### WHAT TO PRODUCE
Type out all the records word for word. Any pictures are to be left out.

Start of RECORDS FOR THE EXERCISE

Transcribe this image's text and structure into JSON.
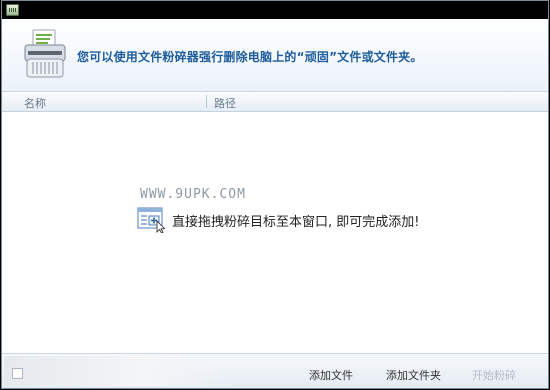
{
  "banner": {
    "message": "您可以使用文件粉碎器强行删除电脑上的“顽固”文件或文件夹。"
  },
  "columns": {
    "name": "名称",
    "path": "路径"
  },
  "list": {
    "watermark": "WWW.9UPK.COM",
    "drop_hint": "直接拖拽粉碎目标至本窗口, 即可完成添加!"
  },
  "footer": {
    "add_file_label": "添加文件",
    "add_folder_label": "添加文件夹",
    "start_shred_label": "开始粉碎",
    "start_shred_enabled": false
  },
  "icons": {
    "app": "shredder-app-icon",
    "banner": "shredder-icon",
    "drop": "drag-add-icon"
  }
}
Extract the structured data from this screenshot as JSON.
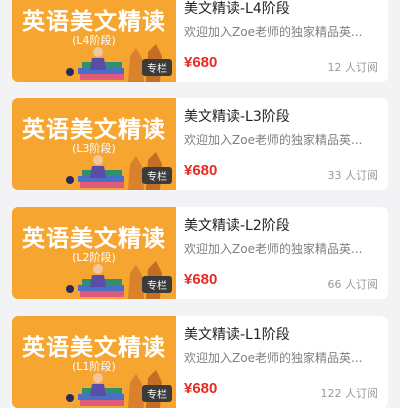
{
  "products": [
    {
      "cover_title": "英语美文精读",
      "cover_stage": "(L4阶段)",
      "tag": "专栏",
      "title": "美文精读-L4阶段",
      "description": "欢迎加入Zoe老师的独家精品英...",
      "price": "¥680",
      "subscribers": "12 人订阅"
    },
    {
      "cover_title": "英语美文精读",
      "cover_stage": "(L3阶段)",
      "tag": "专栏",
      "title": "美文精读-L3阶段",
      "description": "欢迎加入Zoe老师的独家精品英...",
      "price": "¥680",
      "subscribers": "33 人订阅"
    },
    {
      "cover_title": "英语美文精读",
      "cover_stage": "(L2阶段)",
      "tag": "专栏",
      "title": "美文精读-L2阶段",
      "description": "欢迎加入Zoe老师的独家精品英...",
      "price": "¥680",
      "subscribers": "66 人订阅"
    },
    {
      "cover_title": "英语美文精读",
      "cover_stage": "(L1阶段)",
      "tag": "专栏",
      "title": "美文精读-L1阶段",
      "description": "欢迎加入Zoe老师的独家精品英...",
      "price": "¥680",
      "subscribers": "122 人订阅"
    }
  ],
  "colors": {
    "cover_background": "#f6a531",
    "price": "#e42b25",
    "page_background": "#f3f3f5"
  }
}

End of RECORDS FOR THE EXERCISE

### EXERCISE OUTPUT
Transcribe this image's text and structure into JSON.
{
  "banner": {
    "message": "您可以使用文件粉碎器强行删除电脑上的“顽固”文件或文件夹。"
  },
  "columns": {
    "name": "名称",
    "path": "路径"
  },
  "list": {
    "watermark": "WWW.9UPK.COM",
    "drop_hint": "直接拖拽粉碎目标至本窗口, 即可完成添加!"
  },
  "footer": {
    "add_file_label": "添加文件",
    "add_folder_label": "添加文件夹",
    "start_shred_label": "开始粉碎",
    "start_shred_enabled": false
  },
  "icons": {
    "app": "shredder-app-icon",
    "banner": "shredder-icon",
    "drop": "drag-add-icon"
  }
}
Extract the structured data from this screenshot as JSON.
{
  "products": [
    {
      "cover_title": "英语美文精读",
      "cover_stage": "(L4阶段)",
      "tag": "专栏",
      "title": "美文精读-L4阶段",
      "description": "欢迎加入Zoe老师的独家精品英...",
      "price": "¥680",
      "subscribers": "12 人订阅"
    },
    {
      "cover_title": "英语美文精读",
      "cover_stage": "(L3阶段)",
      "tag": "专栏",
      "title": "美文精读-L3阶段",
      "description": "欢迎加入Zoe老师的独家精品英...",
      "price": "¥680",
      "subscribers": "33 人订阅"
    },
    {
      "cover_title": "英语美文精读",
      "cover_stage": "(L2阶段)",
      "tag": "专栏",
      "title": "美文精读-L2阶段",
      "description": "欢迎加入Zoe老师的独家精品英...",
      "price": "¥680",
      "subscribers": "66 人订阅"
    },
    {
      "cover_title": "英语美文精读",
      "cover_stage": "(L1阶段)",
      "tag": "专栏",
      "title": "美文精读-L1阶段",
      "description": "欢迎加入Zoe老师的独家精品英...",
      "price": "¥680",
      "subscribers": "122 人订阅"
    }
  ],
  "colors": {
    "cover_background": "#f6a531",
    "price": "#e42b25",
    "page_background": "#f3f3f5"
  }
}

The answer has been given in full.